## BEGIN Excerpted data

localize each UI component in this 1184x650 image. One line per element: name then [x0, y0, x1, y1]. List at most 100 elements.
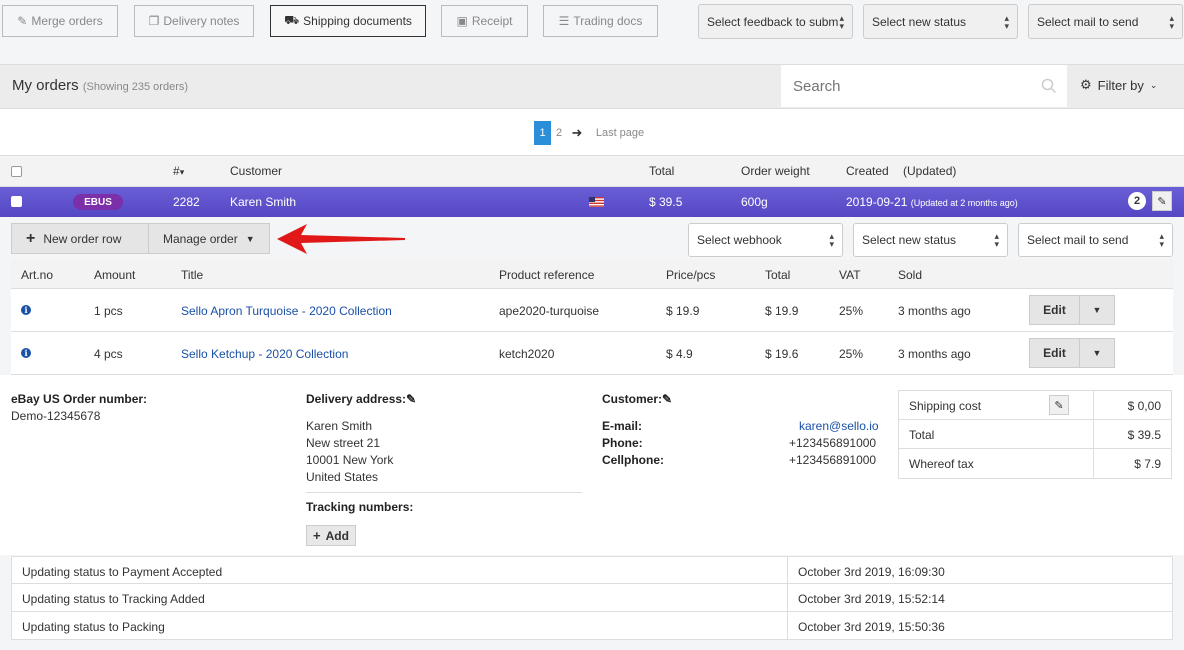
- edit-icon: ✎: [17, 14, 28, 28]
- divider: [306, 492, 582, 493]
- status-log-row: Updating status to Payment Accepted Octo…: [11, 556, 1173, 584]
- item-total: $ 19.6: [765, 347, 799, 361]
- item-title-link[interactable]: Sello Apron Turquoise - 2020 Collection: [181, 304, 392, 318]
- plus-icon: +: [313, 528, 321, 543]
- col-vat: VAT: [839, 268, 861, 282]
- page-1-button[interactable]: 1: [534, 121, 551, 145]
- summary-row: Whereof tax $ 7.9: [899, 449, 1171, 478]
- order-count: (Showing 235 orders): [82, 81, 189, 93]
- col-created: Created: [846, 164, 889, 178]
- trading-docs-button[interactable]: ☰ Trading docs: [543, 5, 658, 37]
- new-status-select-top[interactable]: Select new status ▴ ▾: [863, 4, 1018, 39]
- delivery-address-label: Delivery address:✎: [306, 392, 417, 406]
- tracking-label: Tracking numbers:: [306, 500, 414, 514]
- cellphone-value: +123456891000: [789, 453, 877, 467]
- new-status-select[interactable]: Select new status ▴ ▾: [853, 223, 1008, 257]
- chevron-down-icon: ⌄: [1149, 79, 1158, 90]
- address-line: Karen Smith: [306, 419, 373, 433]
- ebay-order-label: eBay US Order number:: [11, 392, 148, 406]
- edit-order-button[interactable]: ✎: [1152, 191, 1172, 211]
- order-number: 2282: [173, 195, 200, 209]
- select-all-checkbox[interactable]: [11, 166, 22, 177]
- sort-arrows-icon: ▴ ▾: [1004, 12, 1009, 31]
- merge-orders-button[interactable]: ✎ Merge orders: [2, 5, 118, 37]
- caret-down-icon: ▼: [1092, 348, 1102, 358]
- pencil-icon[interactable]: ✎: [406, 392, 416, 406]
- item-amount: 1 pcs: [94, 304, 123, 318]
- item-ref: ape2020-turquoise: [499, 304, 600, 318]
- summary-row: Total $ 39.5: [899, 420, 1171, 449]
- ebay-order-number: Demo-12345678: [11, 409, 101, 423]
- channel-badge: EBUS: [73, 194, 123, 210]
- pencil-icon[interactable]: ✎: [662, 392, 672, 406]
- item-ref: ketch2020: [499, 347, 555, 361]
- phone-value: +123456891000: [789, 436, 877, 450]
- item-sold: 3 months ago: [898, 304, 971, 318]
- gears-icon: ⚙: [1080, 77, 1092, 92]
- email-link[interactable]: karen@sello.io: [799, 419, 879, 433]
- col-art-no: Art.no: [21, 268, 54, 282]
- item-edit-dropdown[interactable]: ▼: [1080, 339, 1114, 367]
- receipt-button[interactable]: ▣ Receipt: [441, 5, 528, 37]
- edit-shipping-cost-button[interactable]: ✎: [1049, 395, 1069, 415]
- list-icon: ☰: [558, 14, 570, 28]
- search-icon: [1041, 78, 1057, 94]
- item-price: $ 19.9: [666, 304, 700, 318]
- shipping-documents-button[interactable]: ⛟ Shipping documents: [270, 5, 426, 37]
- col-product-ref: Product reference: [499, 268, 595, 282]
- col-customer: Customer: [230, 164, 283, 178]
- mail-select[interactable]: Select mail to send ▴ ▾: [1018, 223, 1173, 257]
- plus-icon: +: [26, 229, 36, 247]
- customer-label: Customer:✎: [602, 392, 673, 406]
- caret-down-icon: ▾: [179, 167, 185, 177]
- page-title: My orders (Showing 235 orders): [12, 77, 189, 94]
- delivery-notes-button[interactable]: ❐ Delivery notes: [134, 5, 254, 37]
- col-item-total: Total: [765, 268, 791, 282]
- info-icon[interactable]: i: [21, 348, 31, 358]
- sort-arrows-icon: ▴ ▾: [829, 231, 834, 249]
- sort-arrows-icon: ▴ ▾: [994, 231, 999, 249]
- feedback-select[interactable]: Select feedback to subm ▴ ▾: [698, 4, 853, 39]
- item-amount: 4 pcs: [94, 347, 123, 361]
- mail-select-top[interactable]: Select mail to send ▴ ▾: [1028, 4, 1183, 39]
- filter-dropdown[interactable]: ⚙ Filter by ⌄: [1080, 77, 1157, 93]
- last-page-button[interactable]: Last page: [592, 121, 648, 145]
- col-price: Price/pcs: [666, 268, 716, 282]
- address-line: United States: [306, 470, 379, 484]
- search-box[interactable]: [781, 65, 1067, 107]
- col-number[interactable]: #▾: [173, 164, 184, 178]
- order-weight: 600g: [741, 195, 768, 209]
- order-checkbox[interactable]: [11, 196, 22, 207]
- item-edit-dropdown[interactable]: ▼: [1080, 296, 1114, 324]
- new-order-row-button[interactable]: + New order row: [11, 223, 149, 254]
- page-2-button[interactable]: 2: [553, 121, 565, 145]
- status-log-row: Updating status to Packing October 3rd 2…: [11, 612, 1173, 640]
- item-edit-button[interactable]: Edit: [1030, 339, 1080, 367]
- summary-row: Shipping cost $ 0,00 ✎: [899, 391, 1171, 420]
- caret-down-icon: ▼: [245, 233, 255, 244]
- order-created: 2019-09-21 (Updated at 2 months ago): [846, 195, 1018, 209]
- sort-arrows-icon: ▴ ▾: [1159, 231, 1164, 249]
- item-edit-button[interactable]: Edit: [1030, 296, 1080, 324]
- webhook-select[interactable]: Select webhook ▴ ▾: [688, 223, 843, 257]
- order-customer: Karen Smith: [230, 195, 297, 209]
- col-updated: (Updated): [903, 164, 957, 178]
- item-edit-button-group: Edit ▼: [1029, 295, 1115, 325]
- caret-down-icon: ▼: [1092, 305, 1102, 315]
- status-log-row: Updating status to Tracking Added Octobe…: [11, 584, 1173, 612]
- manage-order-button[interactable]: Manage order ▼: [148, 223, 270, 254]
- item-sold: 3 months ago: [898, 347, 971, 361]
- item-vat: 25%: [839, 304, 864, 318]
- info-icon[interactable]: i: [21, 305, 31, 315]
- search-input[interactable]: [791, 76, 1021, 96]
- pencil-icon: ✎: [1157, 195, 1167, 208]
- item-price: $ 4.9: [666, 347, 693, 361]
- pencil-icon: ✎: [1054, 399, 1064, 412]
- item-title-link[interactable]: Sello Ketchup - 2020 Collection: [181, 347, 348, 361]
- item-edit-button-group: Edit ▼: [1029, 338, 1115, 368]
- red-arrow-annotation: [277, 224, 405, 254]
- address-line: New street 21: [306, 436, 381, 450]
- arrow-right-icon[interactable]: ➜: [569, 121, 585, 145]
- add-tracking-button[interactable]: + Add: [306, 525, 356, 546]
- col-title: Title: [181, 268, 204, 282]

## END Excerpted data

Task to complete
Collect each line in the entries above that includes the string "address", matching case exactly.

Reply
- delivery-address-label: Delivery address:✎: [306, 392, 417, 406]
- address-line: Karen Smith: [306, 419, 373, 433]
- address-line: United States: [306, 470, 379, 484]
- address-line: New street 21: [306, 436, 381, 450]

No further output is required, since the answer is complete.